··· Extracted records ···

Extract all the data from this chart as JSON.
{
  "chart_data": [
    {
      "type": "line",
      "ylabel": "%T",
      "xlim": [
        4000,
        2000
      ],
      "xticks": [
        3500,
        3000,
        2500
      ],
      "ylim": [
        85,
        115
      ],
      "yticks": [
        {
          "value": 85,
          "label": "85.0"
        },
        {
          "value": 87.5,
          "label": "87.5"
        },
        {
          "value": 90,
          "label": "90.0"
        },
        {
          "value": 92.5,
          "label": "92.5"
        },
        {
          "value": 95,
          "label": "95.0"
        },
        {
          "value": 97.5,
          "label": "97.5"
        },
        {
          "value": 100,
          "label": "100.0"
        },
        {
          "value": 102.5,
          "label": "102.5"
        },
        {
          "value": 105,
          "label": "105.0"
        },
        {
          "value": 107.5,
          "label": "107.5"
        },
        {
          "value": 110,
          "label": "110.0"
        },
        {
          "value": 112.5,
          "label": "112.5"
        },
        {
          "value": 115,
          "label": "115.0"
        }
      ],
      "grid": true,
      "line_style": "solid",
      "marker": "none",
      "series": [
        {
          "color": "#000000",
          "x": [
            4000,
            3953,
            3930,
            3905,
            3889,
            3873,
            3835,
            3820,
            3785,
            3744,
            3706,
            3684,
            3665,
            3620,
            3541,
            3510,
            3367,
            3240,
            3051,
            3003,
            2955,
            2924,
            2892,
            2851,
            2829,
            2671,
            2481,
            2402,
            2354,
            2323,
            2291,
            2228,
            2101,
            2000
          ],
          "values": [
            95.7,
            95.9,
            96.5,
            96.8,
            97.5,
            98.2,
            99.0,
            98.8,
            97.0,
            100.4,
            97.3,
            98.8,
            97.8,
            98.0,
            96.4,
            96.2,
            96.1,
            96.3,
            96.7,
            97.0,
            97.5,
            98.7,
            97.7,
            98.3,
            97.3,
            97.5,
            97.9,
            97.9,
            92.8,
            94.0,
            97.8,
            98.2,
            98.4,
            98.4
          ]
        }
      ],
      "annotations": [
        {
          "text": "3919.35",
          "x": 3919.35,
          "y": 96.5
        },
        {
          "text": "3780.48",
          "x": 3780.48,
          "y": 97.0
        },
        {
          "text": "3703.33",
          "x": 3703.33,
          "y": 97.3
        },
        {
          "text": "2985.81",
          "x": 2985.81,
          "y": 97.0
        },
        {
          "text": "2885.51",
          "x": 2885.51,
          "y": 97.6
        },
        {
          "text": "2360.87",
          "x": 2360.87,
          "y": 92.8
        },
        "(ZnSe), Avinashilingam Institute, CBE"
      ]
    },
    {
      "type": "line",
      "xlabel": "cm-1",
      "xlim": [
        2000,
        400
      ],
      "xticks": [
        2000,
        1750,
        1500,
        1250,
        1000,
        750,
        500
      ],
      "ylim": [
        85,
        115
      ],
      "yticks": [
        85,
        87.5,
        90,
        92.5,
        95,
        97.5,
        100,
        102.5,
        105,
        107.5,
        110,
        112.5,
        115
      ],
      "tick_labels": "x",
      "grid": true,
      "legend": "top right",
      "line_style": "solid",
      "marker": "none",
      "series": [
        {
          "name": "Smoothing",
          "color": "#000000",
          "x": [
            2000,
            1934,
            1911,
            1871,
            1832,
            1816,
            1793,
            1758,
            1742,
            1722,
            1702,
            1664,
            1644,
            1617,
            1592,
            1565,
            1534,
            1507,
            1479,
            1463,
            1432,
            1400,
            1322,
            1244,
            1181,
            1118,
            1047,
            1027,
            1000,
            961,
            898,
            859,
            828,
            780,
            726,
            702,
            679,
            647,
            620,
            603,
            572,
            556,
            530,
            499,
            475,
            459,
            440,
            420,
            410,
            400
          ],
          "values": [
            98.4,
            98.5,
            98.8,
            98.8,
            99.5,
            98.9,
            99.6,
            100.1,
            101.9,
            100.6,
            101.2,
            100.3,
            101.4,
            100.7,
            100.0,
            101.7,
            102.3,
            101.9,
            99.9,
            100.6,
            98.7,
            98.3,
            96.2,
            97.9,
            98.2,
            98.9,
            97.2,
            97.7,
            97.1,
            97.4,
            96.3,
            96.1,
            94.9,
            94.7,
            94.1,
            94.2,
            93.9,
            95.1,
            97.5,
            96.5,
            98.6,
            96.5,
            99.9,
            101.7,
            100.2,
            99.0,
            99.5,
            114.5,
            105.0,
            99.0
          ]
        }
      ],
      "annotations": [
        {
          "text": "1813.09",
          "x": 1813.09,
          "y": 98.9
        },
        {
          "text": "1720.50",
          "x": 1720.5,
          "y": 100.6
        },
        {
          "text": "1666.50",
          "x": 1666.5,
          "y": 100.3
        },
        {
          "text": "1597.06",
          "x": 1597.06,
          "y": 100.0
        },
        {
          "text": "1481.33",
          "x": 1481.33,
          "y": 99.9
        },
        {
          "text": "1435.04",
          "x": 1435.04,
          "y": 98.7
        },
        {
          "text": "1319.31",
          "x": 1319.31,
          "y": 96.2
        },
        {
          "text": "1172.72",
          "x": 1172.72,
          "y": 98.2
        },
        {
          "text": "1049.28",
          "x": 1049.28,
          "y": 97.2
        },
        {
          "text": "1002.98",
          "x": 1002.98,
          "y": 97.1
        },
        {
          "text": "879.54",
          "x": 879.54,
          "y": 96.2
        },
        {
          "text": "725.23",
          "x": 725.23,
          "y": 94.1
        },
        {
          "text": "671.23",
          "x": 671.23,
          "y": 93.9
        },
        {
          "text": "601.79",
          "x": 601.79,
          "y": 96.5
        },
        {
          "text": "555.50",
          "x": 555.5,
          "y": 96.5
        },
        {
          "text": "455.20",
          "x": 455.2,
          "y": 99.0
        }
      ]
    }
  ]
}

···

# Problem
Quote every line of the data, word for word.

# Reply to the exercise
Extract all the data from this chart as JSON.
{
  "chart_data": [
    {
      "type": "line",
      "ylabel": "%T",
      "xlim": [
        4000,
        2000
      ],
      "xticks": [
        3500,
        3000,
        2500
      ],
      "ylim": [
        85,
        115
      ],
      "yticks": [
        {
          "value": 85,
          "label": "85.0"
        },
        {
          "value": 87.5,
          "label": "87.5"
        },
        {
          "value": 90,
          "label": "90.0"
        },
        {
          "value": 92.5,
          "label": "92.5"
        },
        {
          "value": 95,
          "label": "95.0"
        },
        {
          "value": 97.5,
          "label": "97.5"
        },
        {
          "value": 100,
          "label": "100.0"
        },
        {
          "value": 102.5,
          "label": "102.5"
        },
        {
          "value": 105,
          "label": "105.0"
        },
        {
          "value": 107.5,
          "label": "107.5"
        },
        {
          "value": 110,
          "label": "110.0"
        },
        {
          "value": 112.5,
          "label": "112.5"
        },
        {
          "value": 115,
          "label": "115.0"
        }
      ],
      "grid": true,
      "line_style": "solid",
      "marker": "none",
      "series": [
        {
          "color": "#000000",
          "x": [
            4000,
            3953,
            3930,
            3905,
            3889,
            3873,
            3835,
            3820,
            3785,
            3744,
            3706,
            3684,
            3665,
            3620,
            3541,
            3510,
            3367,
            3240,
            3051,
            3003,
            2955,
            2924,
            2892,
            2851,
            2829,
            2671,
            2481,
            2402,
            2354,
            2323,
            2291,
            2228,
            2101,
            2000
          ],
          "values": [
            95.7,
            95.9,
            96.5,
            96.8,
            97.5,
            98.2,
            99.0,
            98.8,
            97.0,
            100.4,
            97.3,
            98.8,
            97.8,
            98.0,
            96.4,
            96.2,
            96.1,
            96.3,
            96.7,
            97.0,
            97.5,
            98.7,
            97.7,
            98.3,
            97.3,
            97.5,
            97.9,
            97.9,
            92.8,
            94.0,
            97.8,
            98.2,
            98.4,
            98.4
          ]
        }
      ],
      "annotations": [
        {
          "text": "3919.35",
          "x": 3919.35,
          "y": 96.5
        },
        {
          "text": "3780.48",
          "x": 3780.48,
          "y": 97.0
        },
        {
          "text": "3703.33",
          "x": 3703.33,
          "y": 97.3
        },
        {
          "text": "2985.81",
          "x": 2985.81,
          "y": 97.0
        },
        {
          "text": "2885.51",
          "x": 2885.51,
          "y": 97.6
        },
        {
          "text": "2360.87",
          "x": 2360.87,
          "y": 92.8
        },
        "(ZnSe), Avinashilingam Institute, CBE"
      ]
    },
    {
      "type": "line",
      "xlabel": "cm-1",
      "xlim": [
        2000,
        400
      ],
      "xticks": [
        2000,
        1750,
        1500,
        1250,
        1000,
        750,
        500
      ],
      "ylim": [
        85,
        115
      ],
      "yticks": [
        85,
        87.5,
        90,
        92.5,
        95,
        97.5,
        100,
        102.5,
        105,
        107.5,
        110,
        112.5,
        115
      ],
      "tick_labels": "x",
      "grid": true,
      "legend": "top right",
      "line_style": "solid",
      "marker": "none",
      "series": [
        {
          "name": "Smoothing",
          "color": "#000000",
          "x": [
            2000,
            1934,
            1911,
            1871,
            1832,
            1816,
            1793,
            1758,
            1742,
            1722,
            1702,
            1664,
            1644,
            1617,
            1592,
            1565,
            1534,
            1507,
            1479,
            1463,
            1432,
            1400,
            1322,
            1244,
            1181,
            1118,
            1047,
            1027,
            1000,
            961,
            898,
            859,
            828,
            780,
            726,
            702,
            679,
            647,
            620,
            603,
            572,
            556,
            530,
            499,
            475,
            459,
            440,
            420,
            410,
            400
          ],
          "values": [
            98.4,
            98.5,
            98.8,
            98.8,
            99.5,
            98.9,
            99.6,
            100.1,
            101.9,
            100.6,
            101.2,
            100.3,
            101.4,
            100.7,
            100.0,
            101.7,
            102.3,
            101.9,
            99.9,
            100.6,
            98.7,
            98.3,
            96.2,
            97.9,
            98.2,
            98.9,
            97.2,
            97.7,
            97.1,
            97.4,
            96.3,
            96.1,
            94.9,
            94.7,
            94.1,
            94.2,
            93.9,
            95.1,
            97.5,
            96.5,
            98.6,
            96.5,
            99.9,
            101.7,
            100.2,
            99.0,
            99.5,
            114.5,
            105.0,
            99.0
          ]
        }
      ],
      "annotations": [
        {
          "text": "1813.09",
          "x": 1813.09,
          "y": 98.9
        },
        {
          "text": "1720.50",
          "x": 1720.5,
          "y": 100.6
        },
        {
          "text": "1666.50",
          "x": 1666.5,
          "y": 100.3
        },
        {
          "text": "1597.06",
          "x": 1597.06,
          "y": 100.0
        },
        {
          "text": "1481.33",
          "x": 1481.33,
          "y": 99.9
        },
        {
          "text": "1435.04",
          "x": 1435.04,
          "y": 98.7
        },
        {
          "text": "1319.31",
          "x": 1319.31,
          "y": 96.2
        },
        {
          "text": "1172.72",
          "x": 1172.72,
          "y": 98.2
        },
        {
          "text": "1049.28",
          "x": 1049.28,
          "y": 97.2
        },
        {
          "text": "1002.98",
          "x": 1002.98,
          "y": 97.1
        },
        {
          "text": "879.54",
          "x": 879.54,
          "y": 96.2
        },
        {
          "text": "725.23",
          "x": 725.23,
          "y": 94.1
        },
        {
          "text": "671.23",
          "x": 671.23,
          "y": 93.9
        },
        {
          "text": "601.79",
          "x": 601.79,
          "y": 96.5
        },
        {
          "text": "555.50",
          "x": 555.5,
          "y": 96.5
        },
        {
          "text": "455.20",
          "x": 455.2,
          "y": 99.0
        }
      ]
    }
  ]
}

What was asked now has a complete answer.